◆ PROBLEM REQUIREMENTS
From the listing, collect all lines containing the word "ffffff".

◆ GIVEN RECORDS
-*-*-

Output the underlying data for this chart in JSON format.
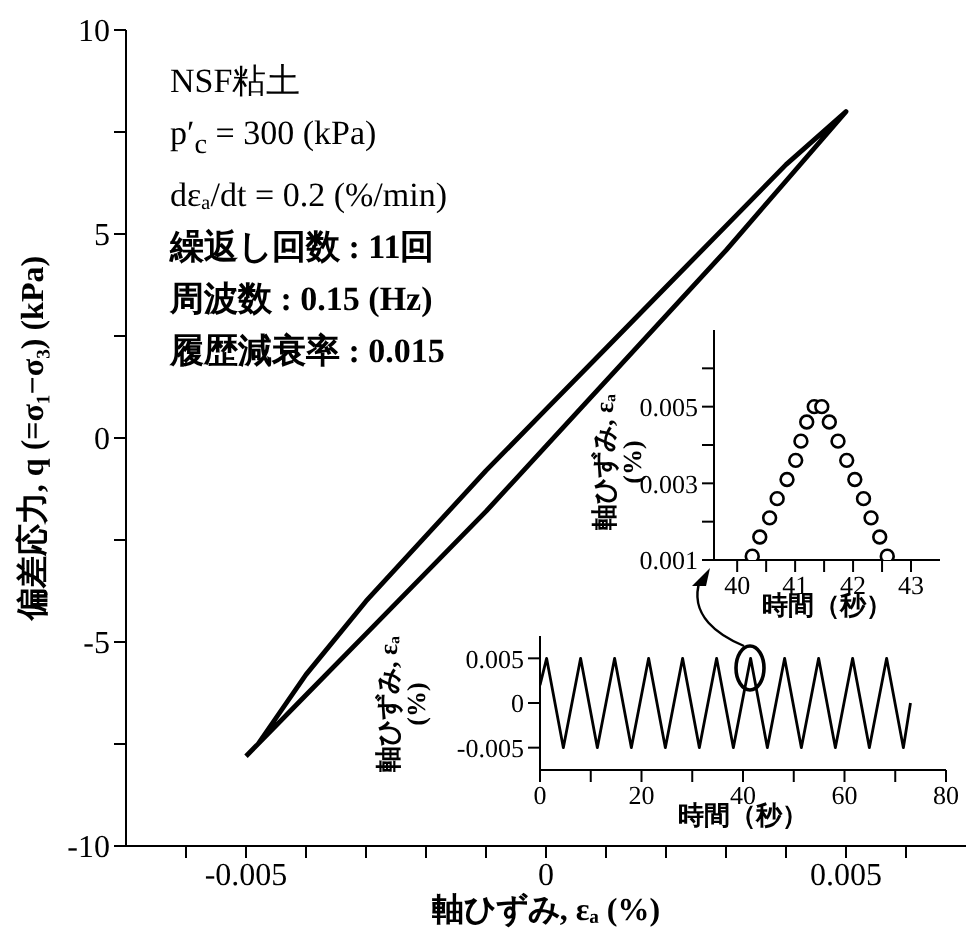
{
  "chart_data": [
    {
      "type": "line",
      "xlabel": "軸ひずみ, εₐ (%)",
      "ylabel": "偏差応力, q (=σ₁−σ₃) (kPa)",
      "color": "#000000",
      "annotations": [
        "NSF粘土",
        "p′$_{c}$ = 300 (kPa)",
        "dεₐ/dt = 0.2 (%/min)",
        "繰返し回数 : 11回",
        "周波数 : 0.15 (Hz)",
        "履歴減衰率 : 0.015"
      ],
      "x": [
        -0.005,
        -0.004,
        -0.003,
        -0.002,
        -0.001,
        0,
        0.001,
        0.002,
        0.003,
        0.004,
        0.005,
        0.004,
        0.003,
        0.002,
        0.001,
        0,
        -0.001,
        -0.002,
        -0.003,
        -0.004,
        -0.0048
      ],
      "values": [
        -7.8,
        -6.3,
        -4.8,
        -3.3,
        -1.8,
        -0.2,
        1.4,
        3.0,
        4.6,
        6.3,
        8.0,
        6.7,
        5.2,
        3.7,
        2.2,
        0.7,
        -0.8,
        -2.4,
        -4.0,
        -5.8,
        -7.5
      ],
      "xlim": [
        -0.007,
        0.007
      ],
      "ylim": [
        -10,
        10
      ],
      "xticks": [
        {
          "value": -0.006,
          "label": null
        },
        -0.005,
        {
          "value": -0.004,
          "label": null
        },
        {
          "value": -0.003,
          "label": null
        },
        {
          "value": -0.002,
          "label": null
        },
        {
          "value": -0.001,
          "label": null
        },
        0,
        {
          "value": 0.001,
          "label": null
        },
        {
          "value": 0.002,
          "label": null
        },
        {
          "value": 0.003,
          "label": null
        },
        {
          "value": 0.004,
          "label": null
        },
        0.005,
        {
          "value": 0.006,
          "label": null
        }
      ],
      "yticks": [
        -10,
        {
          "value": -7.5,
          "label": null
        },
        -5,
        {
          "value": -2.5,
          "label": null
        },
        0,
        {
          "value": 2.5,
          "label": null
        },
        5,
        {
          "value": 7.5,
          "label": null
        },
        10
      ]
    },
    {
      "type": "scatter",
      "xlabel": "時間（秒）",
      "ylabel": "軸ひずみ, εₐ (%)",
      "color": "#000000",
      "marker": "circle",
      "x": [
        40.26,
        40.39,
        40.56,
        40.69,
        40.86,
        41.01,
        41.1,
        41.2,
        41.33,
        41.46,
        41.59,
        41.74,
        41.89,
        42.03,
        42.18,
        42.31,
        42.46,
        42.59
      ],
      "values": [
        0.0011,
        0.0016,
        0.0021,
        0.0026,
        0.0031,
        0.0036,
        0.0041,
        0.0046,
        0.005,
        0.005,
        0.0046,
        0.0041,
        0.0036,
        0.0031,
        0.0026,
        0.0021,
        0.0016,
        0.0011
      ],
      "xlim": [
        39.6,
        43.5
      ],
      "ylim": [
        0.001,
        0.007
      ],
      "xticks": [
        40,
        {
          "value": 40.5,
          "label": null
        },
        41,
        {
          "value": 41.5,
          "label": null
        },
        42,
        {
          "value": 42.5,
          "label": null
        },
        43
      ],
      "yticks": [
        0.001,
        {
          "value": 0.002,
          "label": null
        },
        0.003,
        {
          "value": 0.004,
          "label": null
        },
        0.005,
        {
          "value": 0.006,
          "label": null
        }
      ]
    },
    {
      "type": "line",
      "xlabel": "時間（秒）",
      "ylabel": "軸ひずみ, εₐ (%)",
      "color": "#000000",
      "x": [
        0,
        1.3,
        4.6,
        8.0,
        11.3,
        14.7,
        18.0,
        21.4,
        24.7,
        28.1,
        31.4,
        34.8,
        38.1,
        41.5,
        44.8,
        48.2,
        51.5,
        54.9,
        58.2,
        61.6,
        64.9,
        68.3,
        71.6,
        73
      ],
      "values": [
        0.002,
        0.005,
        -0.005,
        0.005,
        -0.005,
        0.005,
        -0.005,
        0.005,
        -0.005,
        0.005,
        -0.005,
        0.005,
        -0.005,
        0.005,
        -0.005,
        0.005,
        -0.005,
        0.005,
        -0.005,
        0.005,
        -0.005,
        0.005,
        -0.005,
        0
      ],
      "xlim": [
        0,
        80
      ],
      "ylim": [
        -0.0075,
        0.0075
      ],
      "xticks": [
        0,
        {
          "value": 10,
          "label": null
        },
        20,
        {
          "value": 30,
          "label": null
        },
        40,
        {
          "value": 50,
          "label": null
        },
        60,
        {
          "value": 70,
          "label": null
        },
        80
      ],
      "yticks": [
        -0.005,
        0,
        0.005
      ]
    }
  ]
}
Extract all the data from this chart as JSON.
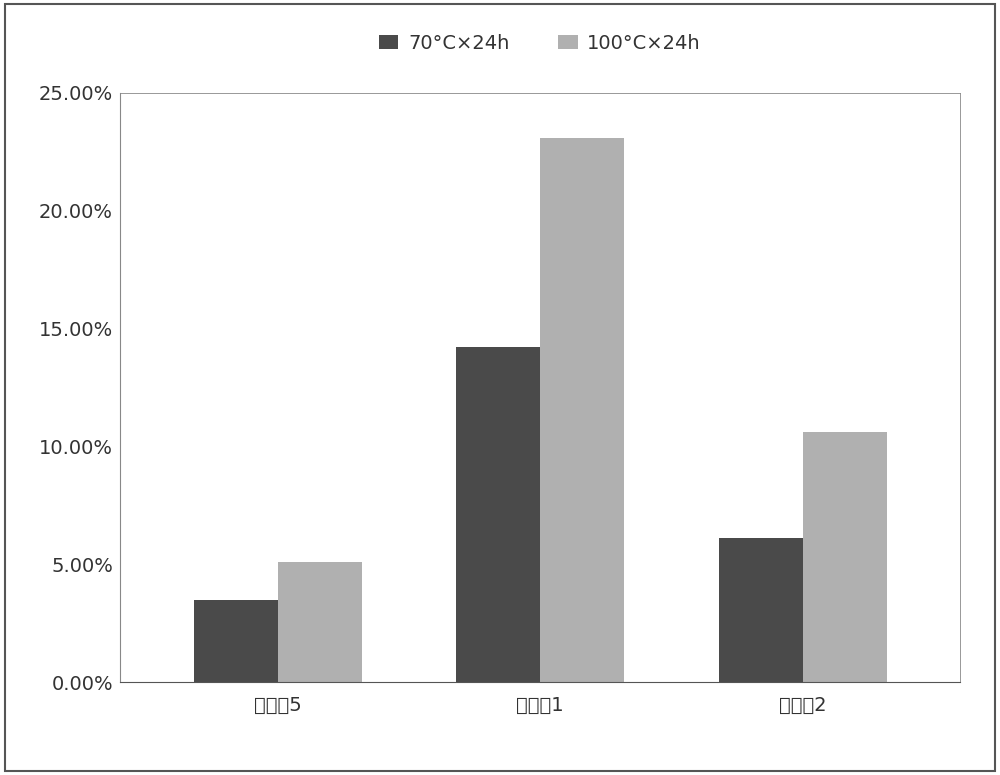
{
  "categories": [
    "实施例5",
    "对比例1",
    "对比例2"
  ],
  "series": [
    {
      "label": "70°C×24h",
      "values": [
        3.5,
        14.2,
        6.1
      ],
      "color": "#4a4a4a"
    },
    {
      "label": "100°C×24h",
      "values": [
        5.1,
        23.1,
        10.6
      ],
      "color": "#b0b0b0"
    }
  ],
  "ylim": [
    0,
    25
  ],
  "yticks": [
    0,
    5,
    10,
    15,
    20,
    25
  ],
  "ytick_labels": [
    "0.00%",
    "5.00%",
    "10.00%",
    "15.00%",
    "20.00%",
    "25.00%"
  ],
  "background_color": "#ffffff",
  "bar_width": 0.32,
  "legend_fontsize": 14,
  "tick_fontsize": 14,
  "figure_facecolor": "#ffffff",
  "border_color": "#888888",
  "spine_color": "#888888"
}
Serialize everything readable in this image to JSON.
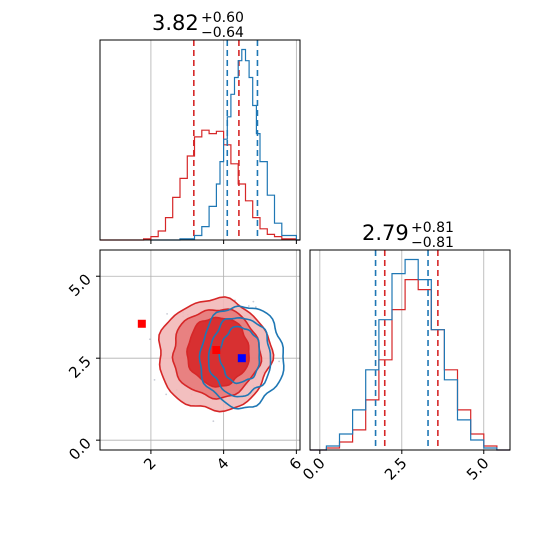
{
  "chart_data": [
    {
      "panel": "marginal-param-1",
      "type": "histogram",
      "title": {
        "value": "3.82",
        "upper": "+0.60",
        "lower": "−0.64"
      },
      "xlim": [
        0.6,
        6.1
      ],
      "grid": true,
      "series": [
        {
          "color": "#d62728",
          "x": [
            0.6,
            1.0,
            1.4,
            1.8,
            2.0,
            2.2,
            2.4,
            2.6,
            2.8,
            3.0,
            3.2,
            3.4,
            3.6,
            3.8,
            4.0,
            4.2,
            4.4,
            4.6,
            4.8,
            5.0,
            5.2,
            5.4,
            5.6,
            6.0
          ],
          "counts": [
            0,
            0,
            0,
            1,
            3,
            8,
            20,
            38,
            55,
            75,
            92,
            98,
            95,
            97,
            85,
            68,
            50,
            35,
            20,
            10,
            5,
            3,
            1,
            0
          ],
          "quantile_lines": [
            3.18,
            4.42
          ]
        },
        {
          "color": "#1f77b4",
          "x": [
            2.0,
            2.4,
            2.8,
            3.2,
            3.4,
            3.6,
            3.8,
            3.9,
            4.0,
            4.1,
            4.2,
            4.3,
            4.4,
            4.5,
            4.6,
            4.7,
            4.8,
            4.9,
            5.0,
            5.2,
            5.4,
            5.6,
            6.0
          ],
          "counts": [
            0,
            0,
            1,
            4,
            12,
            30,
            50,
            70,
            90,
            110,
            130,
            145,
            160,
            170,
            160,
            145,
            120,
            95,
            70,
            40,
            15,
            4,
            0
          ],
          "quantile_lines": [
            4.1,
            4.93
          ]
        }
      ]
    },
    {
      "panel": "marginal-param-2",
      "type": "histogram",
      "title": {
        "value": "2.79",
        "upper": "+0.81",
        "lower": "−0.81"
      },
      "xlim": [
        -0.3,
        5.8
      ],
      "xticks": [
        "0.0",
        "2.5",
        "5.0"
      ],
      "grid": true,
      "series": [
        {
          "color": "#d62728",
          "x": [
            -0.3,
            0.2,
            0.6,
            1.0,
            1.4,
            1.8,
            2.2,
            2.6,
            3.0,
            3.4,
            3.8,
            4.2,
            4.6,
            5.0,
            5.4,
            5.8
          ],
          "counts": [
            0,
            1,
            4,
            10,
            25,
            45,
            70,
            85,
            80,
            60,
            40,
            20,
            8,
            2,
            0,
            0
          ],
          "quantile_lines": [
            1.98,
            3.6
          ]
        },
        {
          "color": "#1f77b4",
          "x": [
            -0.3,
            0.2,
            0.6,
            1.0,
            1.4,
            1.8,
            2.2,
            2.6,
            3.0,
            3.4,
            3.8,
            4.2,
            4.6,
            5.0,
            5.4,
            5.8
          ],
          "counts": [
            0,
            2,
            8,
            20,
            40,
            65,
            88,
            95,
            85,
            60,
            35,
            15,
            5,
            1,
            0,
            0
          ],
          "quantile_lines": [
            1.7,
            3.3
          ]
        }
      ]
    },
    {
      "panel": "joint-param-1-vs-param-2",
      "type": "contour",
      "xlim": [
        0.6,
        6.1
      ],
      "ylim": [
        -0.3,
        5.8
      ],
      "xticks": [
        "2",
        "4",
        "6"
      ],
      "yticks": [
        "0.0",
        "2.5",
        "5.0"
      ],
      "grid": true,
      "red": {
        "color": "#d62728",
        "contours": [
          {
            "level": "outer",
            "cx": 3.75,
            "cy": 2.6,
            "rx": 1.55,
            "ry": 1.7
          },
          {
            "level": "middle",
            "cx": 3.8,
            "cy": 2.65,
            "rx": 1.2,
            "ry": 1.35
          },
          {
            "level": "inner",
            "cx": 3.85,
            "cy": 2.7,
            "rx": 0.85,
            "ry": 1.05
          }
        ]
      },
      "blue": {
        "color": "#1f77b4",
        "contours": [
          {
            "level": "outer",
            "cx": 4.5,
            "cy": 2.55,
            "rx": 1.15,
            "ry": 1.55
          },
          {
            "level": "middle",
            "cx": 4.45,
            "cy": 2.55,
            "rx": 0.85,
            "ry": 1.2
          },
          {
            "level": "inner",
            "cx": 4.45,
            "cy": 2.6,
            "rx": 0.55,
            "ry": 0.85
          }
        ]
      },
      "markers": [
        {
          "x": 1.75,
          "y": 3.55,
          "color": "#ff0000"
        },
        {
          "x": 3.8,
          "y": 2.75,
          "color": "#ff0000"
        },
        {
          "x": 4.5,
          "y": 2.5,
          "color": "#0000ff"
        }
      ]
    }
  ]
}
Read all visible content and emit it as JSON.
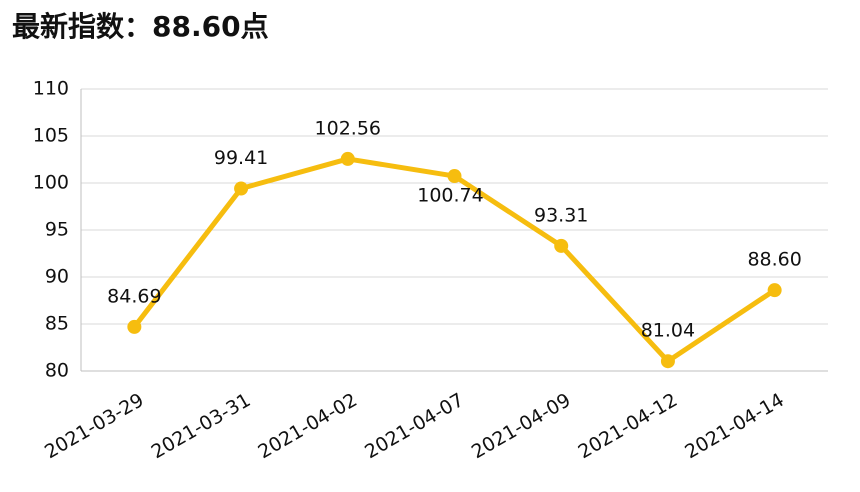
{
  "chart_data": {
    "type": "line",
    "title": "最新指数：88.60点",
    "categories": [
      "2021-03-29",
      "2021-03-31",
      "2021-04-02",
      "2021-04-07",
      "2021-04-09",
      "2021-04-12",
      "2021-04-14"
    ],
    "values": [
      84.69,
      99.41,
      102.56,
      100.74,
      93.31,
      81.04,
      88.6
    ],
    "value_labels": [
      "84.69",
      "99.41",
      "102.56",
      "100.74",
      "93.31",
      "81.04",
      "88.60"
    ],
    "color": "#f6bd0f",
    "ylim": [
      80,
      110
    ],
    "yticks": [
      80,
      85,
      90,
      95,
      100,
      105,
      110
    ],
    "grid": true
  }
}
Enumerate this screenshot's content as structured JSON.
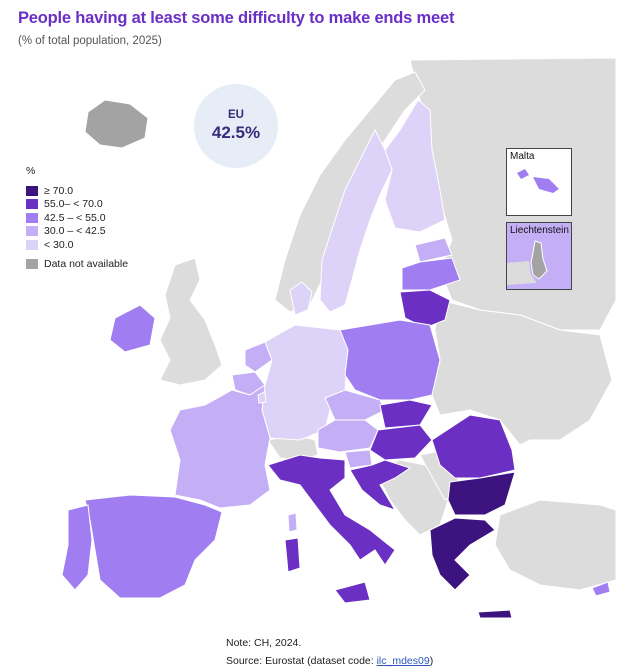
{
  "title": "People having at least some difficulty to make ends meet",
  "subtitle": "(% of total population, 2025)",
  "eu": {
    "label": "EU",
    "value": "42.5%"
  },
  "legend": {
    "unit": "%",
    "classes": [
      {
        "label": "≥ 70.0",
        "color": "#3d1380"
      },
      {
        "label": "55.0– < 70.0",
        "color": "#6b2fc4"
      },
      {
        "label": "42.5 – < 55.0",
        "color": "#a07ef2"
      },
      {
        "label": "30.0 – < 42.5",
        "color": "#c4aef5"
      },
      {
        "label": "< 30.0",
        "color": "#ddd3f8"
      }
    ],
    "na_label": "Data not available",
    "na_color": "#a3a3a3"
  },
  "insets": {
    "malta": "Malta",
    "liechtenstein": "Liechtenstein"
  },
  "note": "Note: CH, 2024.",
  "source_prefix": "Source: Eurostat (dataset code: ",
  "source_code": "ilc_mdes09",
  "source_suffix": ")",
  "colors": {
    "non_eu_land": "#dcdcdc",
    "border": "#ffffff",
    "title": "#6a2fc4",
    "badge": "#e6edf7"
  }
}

-*-*-

◆ WRITTEN RESPONSE
  "background_color": "#ffffff",
  "figure_facecolor": "#ffffff",
    "border": "#ffffff",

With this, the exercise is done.